Aim: Only lines holding the string "dividends" are wanted; copy each one from the material.

--- start of Exercise input ---

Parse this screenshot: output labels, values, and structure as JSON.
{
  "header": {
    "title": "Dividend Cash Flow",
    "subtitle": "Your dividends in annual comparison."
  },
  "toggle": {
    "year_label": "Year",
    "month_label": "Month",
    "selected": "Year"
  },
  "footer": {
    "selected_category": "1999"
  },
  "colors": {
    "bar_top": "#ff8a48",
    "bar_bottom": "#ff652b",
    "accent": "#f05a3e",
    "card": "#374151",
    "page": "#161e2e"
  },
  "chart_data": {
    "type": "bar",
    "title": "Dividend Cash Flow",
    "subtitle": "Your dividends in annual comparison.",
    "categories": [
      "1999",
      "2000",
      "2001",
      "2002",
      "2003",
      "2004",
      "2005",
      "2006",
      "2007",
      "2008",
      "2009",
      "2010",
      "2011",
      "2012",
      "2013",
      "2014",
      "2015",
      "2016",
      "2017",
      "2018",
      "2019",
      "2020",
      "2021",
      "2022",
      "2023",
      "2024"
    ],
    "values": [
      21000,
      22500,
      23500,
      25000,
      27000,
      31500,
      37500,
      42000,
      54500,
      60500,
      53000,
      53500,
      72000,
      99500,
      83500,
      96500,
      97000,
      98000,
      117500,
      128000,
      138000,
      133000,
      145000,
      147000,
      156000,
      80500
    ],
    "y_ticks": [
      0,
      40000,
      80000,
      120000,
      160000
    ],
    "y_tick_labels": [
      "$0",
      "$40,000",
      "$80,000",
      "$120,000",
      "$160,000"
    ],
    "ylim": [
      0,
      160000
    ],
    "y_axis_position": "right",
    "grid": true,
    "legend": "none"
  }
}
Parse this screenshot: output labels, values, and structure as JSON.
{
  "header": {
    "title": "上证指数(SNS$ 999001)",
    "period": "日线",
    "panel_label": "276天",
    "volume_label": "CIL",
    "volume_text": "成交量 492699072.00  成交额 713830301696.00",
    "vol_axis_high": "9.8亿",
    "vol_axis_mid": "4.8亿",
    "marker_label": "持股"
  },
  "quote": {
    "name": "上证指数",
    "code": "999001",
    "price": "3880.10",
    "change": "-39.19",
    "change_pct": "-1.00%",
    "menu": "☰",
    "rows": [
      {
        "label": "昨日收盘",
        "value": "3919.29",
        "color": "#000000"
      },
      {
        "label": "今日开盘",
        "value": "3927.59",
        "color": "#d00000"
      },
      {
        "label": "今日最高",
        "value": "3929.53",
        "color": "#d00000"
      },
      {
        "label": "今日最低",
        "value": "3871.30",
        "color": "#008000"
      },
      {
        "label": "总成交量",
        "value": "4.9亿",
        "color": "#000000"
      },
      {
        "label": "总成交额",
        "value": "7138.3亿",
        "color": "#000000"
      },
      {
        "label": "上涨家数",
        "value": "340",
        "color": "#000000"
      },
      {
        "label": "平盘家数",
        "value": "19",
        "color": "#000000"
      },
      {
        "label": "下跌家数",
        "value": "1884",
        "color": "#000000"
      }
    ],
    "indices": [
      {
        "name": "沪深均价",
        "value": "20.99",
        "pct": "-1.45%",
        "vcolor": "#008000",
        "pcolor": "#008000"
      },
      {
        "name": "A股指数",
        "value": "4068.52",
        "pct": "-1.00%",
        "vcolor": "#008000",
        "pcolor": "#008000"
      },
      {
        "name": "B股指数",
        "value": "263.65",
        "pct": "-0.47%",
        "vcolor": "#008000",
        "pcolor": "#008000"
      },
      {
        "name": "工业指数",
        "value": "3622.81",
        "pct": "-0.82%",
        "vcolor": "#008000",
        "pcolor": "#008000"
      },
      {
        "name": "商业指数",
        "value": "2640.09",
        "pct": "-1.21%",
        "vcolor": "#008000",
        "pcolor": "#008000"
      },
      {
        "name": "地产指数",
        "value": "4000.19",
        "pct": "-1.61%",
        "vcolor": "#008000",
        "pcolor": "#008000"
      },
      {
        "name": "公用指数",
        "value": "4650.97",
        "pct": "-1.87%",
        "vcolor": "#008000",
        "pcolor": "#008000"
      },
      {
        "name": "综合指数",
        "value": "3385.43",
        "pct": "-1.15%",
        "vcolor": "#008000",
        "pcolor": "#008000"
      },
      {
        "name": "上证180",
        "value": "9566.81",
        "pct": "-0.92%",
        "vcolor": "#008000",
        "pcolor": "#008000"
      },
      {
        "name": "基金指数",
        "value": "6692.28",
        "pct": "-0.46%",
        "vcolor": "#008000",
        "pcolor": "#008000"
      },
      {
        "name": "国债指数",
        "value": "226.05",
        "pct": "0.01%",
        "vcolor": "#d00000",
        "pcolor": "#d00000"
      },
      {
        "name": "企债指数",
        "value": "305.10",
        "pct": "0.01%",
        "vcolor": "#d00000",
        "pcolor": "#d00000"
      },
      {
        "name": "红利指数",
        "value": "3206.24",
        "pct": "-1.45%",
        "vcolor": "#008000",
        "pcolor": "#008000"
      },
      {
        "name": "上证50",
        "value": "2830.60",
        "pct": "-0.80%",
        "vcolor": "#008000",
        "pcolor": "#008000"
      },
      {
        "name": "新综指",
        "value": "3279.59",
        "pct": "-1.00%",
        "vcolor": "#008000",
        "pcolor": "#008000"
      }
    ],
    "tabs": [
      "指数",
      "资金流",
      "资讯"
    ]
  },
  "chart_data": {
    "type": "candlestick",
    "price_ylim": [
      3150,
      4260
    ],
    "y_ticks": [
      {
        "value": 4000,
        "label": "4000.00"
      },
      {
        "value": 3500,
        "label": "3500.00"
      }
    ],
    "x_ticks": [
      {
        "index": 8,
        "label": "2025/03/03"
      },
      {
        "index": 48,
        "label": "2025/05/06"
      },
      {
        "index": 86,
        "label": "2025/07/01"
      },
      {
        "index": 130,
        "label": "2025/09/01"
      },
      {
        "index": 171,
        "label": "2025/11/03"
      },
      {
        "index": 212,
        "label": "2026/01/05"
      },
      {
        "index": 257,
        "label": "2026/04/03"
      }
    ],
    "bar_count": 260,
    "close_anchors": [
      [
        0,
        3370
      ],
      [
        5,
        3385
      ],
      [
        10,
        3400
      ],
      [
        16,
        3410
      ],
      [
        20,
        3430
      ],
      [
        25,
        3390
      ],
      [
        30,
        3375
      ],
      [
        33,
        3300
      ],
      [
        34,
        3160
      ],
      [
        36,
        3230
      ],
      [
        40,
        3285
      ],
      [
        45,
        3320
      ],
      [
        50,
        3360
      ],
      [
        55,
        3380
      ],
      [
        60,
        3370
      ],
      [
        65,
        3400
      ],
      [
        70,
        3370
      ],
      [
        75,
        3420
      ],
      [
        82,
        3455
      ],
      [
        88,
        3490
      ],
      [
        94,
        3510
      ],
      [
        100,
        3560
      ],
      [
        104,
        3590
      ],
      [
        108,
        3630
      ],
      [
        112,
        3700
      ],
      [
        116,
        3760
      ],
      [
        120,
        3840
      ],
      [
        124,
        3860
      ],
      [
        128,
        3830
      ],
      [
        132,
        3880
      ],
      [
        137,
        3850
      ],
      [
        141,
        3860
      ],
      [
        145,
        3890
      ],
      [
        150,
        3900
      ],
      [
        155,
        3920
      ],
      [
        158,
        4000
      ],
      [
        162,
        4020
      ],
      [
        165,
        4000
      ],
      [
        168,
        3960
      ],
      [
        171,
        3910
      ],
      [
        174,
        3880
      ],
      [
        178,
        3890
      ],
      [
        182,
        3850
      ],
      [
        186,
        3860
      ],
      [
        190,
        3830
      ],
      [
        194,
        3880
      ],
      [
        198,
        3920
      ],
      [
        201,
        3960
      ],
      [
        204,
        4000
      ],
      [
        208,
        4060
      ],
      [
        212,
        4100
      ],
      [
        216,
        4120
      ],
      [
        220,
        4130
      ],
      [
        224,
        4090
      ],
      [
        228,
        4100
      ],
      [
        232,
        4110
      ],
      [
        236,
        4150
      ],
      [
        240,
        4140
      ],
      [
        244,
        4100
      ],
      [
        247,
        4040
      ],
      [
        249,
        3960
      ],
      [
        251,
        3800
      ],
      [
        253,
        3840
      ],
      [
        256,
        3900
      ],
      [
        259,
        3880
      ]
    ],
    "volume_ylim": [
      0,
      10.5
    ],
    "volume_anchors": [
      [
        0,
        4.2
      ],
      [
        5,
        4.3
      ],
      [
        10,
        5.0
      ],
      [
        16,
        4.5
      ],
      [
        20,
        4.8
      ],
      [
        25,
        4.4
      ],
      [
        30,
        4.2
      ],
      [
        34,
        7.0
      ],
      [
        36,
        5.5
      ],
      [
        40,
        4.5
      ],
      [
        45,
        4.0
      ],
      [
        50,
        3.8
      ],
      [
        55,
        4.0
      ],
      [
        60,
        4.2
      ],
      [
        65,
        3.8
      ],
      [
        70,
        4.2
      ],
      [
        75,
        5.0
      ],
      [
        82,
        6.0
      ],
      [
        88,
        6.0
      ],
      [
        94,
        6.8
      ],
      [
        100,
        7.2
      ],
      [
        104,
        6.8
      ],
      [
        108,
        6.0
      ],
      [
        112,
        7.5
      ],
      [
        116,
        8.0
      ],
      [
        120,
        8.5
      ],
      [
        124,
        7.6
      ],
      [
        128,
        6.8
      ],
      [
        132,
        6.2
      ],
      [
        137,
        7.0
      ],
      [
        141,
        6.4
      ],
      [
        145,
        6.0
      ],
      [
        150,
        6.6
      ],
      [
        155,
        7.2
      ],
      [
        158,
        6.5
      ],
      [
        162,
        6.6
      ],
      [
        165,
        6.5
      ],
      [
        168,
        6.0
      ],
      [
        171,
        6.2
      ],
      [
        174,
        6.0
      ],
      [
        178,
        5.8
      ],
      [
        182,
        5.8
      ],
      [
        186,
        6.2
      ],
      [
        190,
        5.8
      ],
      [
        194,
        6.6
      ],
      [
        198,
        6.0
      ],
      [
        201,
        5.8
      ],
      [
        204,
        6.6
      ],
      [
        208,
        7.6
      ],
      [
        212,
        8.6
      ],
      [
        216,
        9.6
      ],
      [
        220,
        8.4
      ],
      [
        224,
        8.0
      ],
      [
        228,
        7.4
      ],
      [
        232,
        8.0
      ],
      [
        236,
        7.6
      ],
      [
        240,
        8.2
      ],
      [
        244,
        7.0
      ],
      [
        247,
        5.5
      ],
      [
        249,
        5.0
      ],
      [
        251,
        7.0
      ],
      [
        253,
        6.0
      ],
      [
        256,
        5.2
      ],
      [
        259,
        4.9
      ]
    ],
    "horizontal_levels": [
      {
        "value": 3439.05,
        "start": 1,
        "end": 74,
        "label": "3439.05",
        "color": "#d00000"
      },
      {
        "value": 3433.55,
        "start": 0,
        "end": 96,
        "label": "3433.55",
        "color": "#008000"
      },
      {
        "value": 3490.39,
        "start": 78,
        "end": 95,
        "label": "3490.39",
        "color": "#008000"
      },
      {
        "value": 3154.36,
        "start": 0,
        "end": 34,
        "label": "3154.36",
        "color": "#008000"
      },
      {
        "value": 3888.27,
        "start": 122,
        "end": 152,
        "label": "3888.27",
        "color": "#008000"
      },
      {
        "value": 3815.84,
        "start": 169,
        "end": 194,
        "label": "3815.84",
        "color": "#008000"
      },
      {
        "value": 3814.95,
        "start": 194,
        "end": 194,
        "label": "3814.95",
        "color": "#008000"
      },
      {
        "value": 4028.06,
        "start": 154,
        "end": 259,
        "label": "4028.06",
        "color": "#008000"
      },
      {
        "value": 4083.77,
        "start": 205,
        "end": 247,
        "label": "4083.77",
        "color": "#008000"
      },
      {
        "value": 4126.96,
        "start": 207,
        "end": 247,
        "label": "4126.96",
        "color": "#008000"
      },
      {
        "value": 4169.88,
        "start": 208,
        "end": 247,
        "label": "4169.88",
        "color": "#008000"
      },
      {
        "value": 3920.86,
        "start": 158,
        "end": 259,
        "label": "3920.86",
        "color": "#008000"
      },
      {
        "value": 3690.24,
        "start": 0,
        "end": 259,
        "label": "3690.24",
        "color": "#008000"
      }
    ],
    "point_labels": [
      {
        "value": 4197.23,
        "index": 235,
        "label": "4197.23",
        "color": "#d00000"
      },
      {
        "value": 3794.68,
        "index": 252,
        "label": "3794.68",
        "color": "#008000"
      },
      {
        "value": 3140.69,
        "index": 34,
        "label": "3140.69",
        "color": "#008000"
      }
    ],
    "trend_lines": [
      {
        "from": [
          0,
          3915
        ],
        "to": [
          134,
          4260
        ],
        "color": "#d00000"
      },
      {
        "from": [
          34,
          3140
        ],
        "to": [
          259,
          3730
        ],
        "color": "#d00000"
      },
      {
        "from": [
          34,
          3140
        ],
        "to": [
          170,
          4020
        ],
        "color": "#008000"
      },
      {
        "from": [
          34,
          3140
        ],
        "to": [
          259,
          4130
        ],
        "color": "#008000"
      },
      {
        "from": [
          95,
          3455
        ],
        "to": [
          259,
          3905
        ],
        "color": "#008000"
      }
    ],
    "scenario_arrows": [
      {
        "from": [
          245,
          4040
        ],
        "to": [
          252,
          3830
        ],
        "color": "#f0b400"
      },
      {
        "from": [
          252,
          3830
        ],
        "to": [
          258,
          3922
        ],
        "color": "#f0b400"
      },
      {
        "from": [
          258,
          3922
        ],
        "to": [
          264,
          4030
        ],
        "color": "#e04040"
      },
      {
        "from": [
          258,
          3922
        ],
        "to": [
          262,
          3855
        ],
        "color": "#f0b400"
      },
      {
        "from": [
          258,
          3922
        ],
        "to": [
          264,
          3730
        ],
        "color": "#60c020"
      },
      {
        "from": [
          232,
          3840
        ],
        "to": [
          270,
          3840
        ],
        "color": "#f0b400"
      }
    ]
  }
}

--- end of Exercise input ---

Problem solution:
    "subtitle": "Your dividends in annual comparison."
    "subtitle": "Your dividends in annual comparison.",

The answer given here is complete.